Data shown:
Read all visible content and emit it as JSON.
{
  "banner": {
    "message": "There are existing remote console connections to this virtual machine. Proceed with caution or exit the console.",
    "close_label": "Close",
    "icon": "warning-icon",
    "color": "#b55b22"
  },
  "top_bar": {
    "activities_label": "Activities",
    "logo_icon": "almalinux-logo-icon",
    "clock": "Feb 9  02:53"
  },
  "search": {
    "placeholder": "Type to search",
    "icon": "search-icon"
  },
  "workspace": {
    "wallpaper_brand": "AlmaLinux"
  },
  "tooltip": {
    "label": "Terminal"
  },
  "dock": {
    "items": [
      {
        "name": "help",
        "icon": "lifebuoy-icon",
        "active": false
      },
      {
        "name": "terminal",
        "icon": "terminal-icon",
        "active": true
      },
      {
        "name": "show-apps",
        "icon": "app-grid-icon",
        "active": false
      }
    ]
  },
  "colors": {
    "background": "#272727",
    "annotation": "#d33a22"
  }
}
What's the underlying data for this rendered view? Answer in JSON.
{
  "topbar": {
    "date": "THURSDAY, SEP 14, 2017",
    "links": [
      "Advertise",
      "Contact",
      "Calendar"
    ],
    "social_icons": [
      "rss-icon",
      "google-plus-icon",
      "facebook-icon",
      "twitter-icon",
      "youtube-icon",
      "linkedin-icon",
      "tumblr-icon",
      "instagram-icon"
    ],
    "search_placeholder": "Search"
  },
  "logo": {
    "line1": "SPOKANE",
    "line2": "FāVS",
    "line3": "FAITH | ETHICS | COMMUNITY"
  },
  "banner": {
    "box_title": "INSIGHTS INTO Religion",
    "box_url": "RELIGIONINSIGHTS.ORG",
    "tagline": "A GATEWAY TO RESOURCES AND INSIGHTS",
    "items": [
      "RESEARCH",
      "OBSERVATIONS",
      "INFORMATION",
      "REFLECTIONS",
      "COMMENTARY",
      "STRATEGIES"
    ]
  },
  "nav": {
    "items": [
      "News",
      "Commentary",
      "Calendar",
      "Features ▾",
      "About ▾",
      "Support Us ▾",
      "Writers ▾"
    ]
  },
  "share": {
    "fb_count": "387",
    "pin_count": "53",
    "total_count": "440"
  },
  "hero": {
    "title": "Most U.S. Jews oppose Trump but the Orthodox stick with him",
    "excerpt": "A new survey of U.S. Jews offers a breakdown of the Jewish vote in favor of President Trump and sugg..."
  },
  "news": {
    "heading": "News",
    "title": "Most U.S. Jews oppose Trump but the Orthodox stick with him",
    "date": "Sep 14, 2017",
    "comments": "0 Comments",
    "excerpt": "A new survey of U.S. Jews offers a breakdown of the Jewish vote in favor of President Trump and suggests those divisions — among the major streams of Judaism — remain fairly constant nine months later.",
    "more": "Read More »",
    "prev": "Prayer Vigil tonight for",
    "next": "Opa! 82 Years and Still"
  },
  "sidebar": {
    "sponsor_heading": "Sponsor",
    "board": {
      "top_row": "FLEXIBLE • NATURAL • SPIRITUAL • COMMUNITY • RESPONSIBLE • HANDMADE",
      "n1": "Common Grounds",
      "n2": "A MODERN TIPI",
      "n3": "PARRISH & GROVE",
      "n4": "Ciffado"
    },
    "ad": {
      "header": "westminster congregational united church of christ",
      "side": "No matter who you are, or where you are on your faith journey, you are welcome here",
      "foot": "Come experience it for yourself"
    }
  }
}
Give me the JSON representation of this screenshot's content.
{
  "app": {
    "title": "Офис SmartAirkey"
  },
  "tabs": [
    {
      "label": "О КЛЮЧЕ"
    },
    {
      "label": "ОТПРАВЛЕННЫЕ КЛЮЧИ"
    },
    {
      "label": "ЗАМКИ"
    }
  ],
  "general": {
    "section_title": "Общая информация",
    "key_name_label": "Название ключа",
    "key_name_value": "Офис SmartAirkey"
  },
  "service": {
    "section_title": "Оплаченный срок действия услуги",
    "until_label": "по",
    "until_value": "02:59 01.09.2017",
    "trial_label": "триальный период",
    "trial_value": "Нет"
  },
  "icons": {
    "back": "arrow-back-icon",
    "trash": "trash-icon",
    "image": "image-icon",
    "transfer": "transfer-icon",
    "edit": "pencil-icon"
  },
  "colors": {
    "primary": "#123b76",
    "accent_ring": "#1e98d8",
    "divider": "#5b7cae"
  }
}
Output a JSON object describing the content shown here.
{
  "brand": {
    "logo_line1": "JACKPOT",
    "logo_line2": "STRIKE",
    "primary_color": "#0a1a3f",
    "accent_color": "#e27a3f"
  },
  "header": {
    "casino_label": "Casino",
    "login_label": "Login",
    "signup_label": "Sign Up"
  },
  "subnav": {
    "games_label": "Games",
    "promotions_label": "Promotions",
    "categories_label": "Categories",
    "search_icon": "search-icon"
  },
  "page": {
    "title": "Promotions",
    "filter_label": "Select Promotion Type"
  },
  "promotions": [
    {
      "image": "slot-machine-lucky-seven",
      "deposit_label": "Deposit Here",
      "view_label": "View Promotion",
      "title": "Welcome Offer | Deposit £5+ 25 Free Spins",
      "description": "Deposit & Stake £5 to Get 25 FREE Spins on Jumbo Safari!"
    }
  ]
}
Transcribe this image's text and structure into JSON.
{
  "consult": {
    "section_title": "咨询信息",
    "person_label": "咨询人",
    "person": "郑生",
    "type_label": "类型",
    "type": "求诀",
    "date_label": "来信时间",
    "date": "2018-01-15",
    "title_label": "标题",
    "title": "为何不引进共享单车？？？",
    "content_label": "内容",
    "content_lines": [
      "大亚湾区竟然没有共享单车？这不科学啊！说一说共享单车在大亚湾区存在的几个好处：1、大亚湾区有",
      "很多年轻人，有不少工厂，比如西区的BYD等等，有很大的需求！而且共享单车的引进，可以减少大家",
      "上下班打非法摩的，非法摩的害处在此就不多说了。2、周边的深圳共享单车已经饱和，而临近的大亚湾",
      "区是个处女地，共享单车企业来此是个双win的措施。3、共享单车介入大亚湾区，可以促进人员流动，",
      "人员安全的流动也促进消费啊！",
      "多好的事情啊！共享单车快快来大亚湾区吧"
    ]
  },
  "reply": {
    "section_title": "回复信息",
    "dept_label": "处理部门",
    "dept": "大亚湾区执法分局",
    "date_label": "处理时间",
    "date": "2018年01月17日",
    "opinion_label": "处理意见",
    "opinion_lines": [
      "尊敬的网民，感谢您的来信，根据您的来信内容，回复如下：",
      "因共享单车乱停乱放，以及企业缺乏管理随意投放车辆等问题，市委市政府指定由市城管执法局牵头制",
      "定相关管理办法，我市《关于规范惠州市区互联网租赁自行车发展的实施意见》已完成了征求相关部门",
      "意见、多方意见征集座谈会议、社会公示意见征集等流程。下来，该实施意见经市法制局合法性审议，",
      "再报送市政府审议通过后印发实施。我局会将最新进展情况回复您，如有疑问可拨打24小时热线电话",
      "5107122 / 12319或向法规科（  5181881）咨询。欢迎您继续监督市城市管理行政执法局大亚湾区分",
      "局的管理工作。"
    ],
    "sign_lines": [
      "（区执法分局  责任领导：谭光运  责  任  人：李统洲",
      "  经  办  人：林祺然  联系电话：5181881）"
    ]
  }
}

Instruction: Identify the lines above with the word "excerpt". Copy them.

Answer to the task:
    "excerpt": "A new survey of U.S. Jews offers a breakdown of the Jewish vote in favor of President Trump and sugg..."
    "excerpt": "A new survey of U.S. Jews offers a breakdown of the Jewish vote in favor of President Trump and suggests those divisions — among the major streams of Judaism — remain fairly constant nine months later.",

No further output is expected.